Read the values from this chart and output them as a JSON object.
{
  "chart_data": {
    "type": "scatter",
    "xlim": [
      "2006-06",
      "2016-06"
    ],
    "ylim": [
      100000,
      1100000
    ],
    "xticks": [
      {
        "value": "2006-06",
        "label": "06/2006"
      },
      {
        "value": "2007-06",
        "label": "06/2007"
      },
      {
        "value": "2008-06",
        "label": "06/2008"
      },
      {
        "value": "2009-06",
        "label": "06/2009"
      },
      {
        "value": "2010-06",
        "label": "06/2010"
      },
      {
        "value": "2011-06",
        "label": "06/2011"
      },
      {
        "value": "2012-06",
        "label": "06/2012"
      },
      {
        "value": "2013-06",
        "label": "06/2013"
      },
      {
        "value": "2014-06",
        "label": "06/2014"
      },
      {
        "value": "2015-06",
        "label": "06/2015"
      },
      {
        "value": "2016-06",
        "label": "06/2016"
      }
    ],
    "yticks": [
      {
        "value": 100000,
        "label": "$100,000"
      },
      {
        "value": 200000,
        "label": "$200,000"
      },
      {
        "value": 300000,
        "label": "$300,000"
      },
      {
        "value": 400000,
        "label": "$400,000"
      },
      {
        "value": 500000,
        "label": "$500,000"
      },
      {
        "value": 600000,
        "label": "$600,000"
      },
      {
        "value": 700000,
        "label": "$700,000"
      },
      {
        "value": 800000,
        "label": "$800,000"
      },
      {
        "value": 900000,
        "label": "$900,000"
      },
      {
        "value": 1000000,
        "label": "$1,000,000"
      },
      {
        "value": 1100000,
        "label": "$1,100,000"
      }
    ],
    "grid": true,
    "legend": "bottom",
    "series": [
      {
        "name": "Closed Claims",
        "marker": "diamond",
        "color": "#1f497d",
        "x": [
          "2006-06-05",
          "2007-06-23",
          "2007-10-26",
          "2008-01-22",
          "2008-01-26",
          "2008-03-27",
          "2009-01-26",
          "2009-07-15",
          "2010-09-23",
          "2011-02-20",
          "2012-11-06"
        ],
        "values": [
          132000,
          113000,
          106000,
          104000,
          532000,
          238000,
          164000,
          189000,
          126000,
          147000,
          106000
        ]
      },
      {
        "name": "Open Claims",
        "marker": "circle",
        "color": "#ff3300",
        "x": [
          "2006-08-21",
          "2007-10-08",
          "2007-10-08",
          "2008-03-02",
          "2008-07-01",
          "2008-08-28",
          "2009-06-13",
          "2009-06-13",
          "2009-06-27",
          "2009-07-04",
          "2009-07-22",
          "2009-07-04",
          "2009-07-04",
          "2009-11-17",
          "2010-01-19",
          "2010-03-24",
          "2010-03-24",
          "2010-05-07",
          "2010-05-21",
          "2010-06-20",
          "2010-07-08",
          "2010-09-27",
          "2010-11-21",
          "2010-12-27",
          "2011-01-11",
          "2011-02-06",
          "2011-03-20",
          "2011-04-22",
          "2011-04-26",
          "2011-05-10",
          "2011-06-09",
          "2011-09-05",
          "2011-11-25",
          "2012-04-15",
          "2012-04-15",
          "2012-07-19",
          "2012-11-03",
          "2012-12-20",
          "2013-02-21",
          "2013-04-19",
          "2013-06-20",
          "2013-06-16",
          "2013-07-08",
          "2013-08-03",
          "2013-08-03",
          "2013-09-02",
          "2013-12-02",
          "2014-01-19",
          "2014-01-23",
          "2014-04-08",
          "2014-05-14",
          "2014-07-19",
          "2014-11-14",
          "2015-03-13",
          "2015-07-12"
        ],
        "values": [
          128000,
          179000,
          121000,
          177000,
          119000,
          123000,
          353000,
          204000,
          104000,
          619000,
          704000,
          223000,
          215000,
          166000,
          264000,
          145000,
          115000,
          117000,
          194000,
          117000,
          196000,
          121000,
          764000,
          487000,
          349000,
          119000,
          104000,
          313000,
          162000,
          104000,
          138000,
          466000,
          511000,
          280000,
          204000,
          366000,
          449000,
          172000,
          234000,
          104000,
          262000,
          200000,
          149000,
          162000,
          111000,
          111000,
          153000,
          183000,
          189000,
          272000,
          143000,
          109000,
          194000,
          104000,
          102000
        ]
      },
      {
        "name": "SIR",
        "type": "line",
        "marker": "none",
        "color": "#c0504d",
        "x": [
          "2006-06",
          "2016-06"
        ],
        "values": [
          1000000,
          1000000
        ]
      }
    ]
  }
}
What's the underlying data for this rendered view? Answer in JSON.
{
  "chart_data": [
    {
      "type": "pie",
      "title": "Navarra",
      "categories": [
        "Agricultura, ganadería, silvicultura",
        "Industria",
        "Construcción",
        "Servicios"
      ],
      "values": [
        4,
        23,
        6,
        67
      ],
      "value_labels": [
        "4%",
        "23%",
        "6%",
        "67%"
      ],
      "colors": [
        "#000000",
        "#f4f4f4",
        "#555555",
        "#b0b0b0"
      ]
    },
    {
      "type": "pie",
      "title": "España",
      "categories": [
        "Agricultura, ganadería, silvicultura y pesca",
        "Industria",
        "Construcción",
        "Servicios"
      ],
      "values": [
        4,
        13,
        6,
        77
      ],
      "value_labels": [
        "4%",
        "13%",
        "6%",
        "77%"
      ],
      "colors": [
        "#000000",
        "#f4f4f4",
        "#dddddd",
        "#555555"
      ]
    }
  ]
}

--------

## [Given problem]
In the entries above, locate every line with the word "Agricultura" and copy it.

## [The reply]
        "Agricultura, ganadería, silvicultura",
        "Agricultura, ganadería, silvicultura y pesca",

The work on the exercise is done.